DATA FOR THIS TASK =>
▼
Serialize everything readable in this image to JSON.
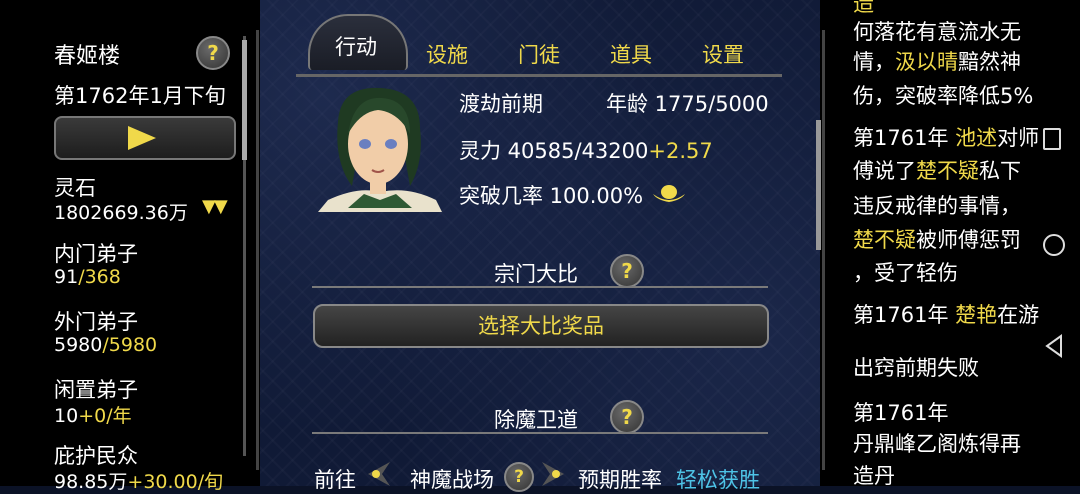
{
  "sidebar": {
    "title": "春姬楼",
    "date": "第1762年1月下旬",
    "stone_label": "灵石",
    "stone_value": "1802669.36万",
    "stone_arrows": "▼▼",
    "inner_label": "内门弟子",
    "inner_cur": "91",
    "inner_max": "/368",
    "outer_label": "外门弟子",
    "outer_cur": "5980",
    "outer_max": "/5980",
    "idle_label": "闲置弟子",
    "idle_cur": "10",
    "idle_rate": "+0/年",
    "people_label": "庇护民众",
    "people_cur": "98.85万",
    "people_rate": "+30.00/旬"
  },
  "tabs": {
    "active": "行动",
    "t1": "设施",
    "t2": "门徒",
    "t3": "道具",
    "t4": "设置"
  },
  "character": {
    "stage": "渡劫前期",
    "age": "年龄 1775/5000",
    "spirit": "灵力 40585/43200",
    "spirit_rate": "+2.57",
    "breakthrough": "突破几率 100.00%"
  },
  "sections": {
    "contest": "宗门大比",
    "contest_button": "选择大比奖品",
    "demon": "除魔卫道",
    "goto": "前往",
    "battlefield": "神魔战场",
    "win_rate_label": "预期胜率",
    "win_rate_value": "轻松获胜"
  },
  "log": {
    "l0a": "造",
    "l0b": "何落花有意流水无",
    "l0c": "情，",
    "l0d": "汲以晴",
    "l0e": "黯然神",
    "l0f": "伤，突破率降低5%",
    "l1a": "第1761年",
    "l1b": "池述",
    "l1c": "对师",
    "l1d": "傅说了",
    "l1e": "楚不疑",
    "l1f": "私下",
    "l1g": "违反戒律的事情，",
    "l1h": "楚不疑",
    "l1i": "被师傅惩罚",
    "l1j": "，受了轻伤",
    "l2a": "第1761年",
    "l2b": "楚艳",
    "l2c": "在游",
    "l2d": "出窍前期失败",
    "l3a": "第1761年",
    "l3b": "丹鼎峰乙阁炼得再",
    "l3c": "造丹"
  },
  "icons": {
    "help": "?"
  }
}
▲
AIM OF THE TASK =>
Return all of the entries exactly as written, but drop any pictures they hold.

REPLY TO THE TASK =>
Serialize everything readable in this image to JSON.
{
  "sidebar": {
    "title": "春姬楼",
    "date": "第1762年1月下旬",
    "stone_label": "灵石",
    "stone_value": "1802669.36万",
    "stone_arrows": "▼▼",
    "inner_label": "内门弟子",
    "inner_cur": "91",
    "inner_max": "/368",
    "outer_label": "外门弟子",
    "outer_cur": "5980",
    "outer_max": "/5980",
    "idle_label": "闲置弟子",
    "idle_cur": "10",
    "idle_rate": "+0/年",
    "people_label": "庇护民众",
    "people_cur": "98.85万",
    "people_rate": "+30.00/旬"
  },
  "tabs": {
    "active": "行动",
    "t1": "设施",
    "t2": "门徒",
    "t3": "道具",
    "t4": "设置"
  },
  "character": {
    "stage": "渡劫前期",
    "age": "年龄 1775/5000",
    "spirit": "灵力 40585/43200",
    "spirit_rate": "+2.57",
    "breakthrough": "突破几率 100.00%"
  },
  "sections": {
    "contest": "宗门大比",
    "contest_button": "选择大比奖品",
    "demon": "除魔卫道",
    "goto": "前往",
    "battlefield": "神魔战场",
    "win_rate_label": "预期胜率",
    "win_rate_value": "轻松获胜"
  },
  "log": {
    "l0a": "造",
    "l0b": "何落花有意流水无",
    "l0c": "情，",
    "l0d": "汲以晴",
    "l0e": "黯然神",
    "l0f": "伤，突破率降低5%",
    "l1a": "第1761年",
    "l1b": "池述",
    "l1c": "对师",
    "l1d": "傅说了",
    "l1e": "楚不疑",
    "l1f": "私下",
    "l1g": "违反戒律的事情，",
    "l1h": "楚不疑",
    "l1i": "被师傅惩罚",
    "l1j": "，受了轻伤",
    "l2a": "第1761年",
    "l2b": "楚艳",
    "l2c": "在游",
    "l2d": "出窍前期失败",
    "l3a": "第1761年",
    "l3b": "丹鼎峰乙阁炼得再",
    "l3c": "造丹"
  },
  "icons": {
    "help": "?"
  }
}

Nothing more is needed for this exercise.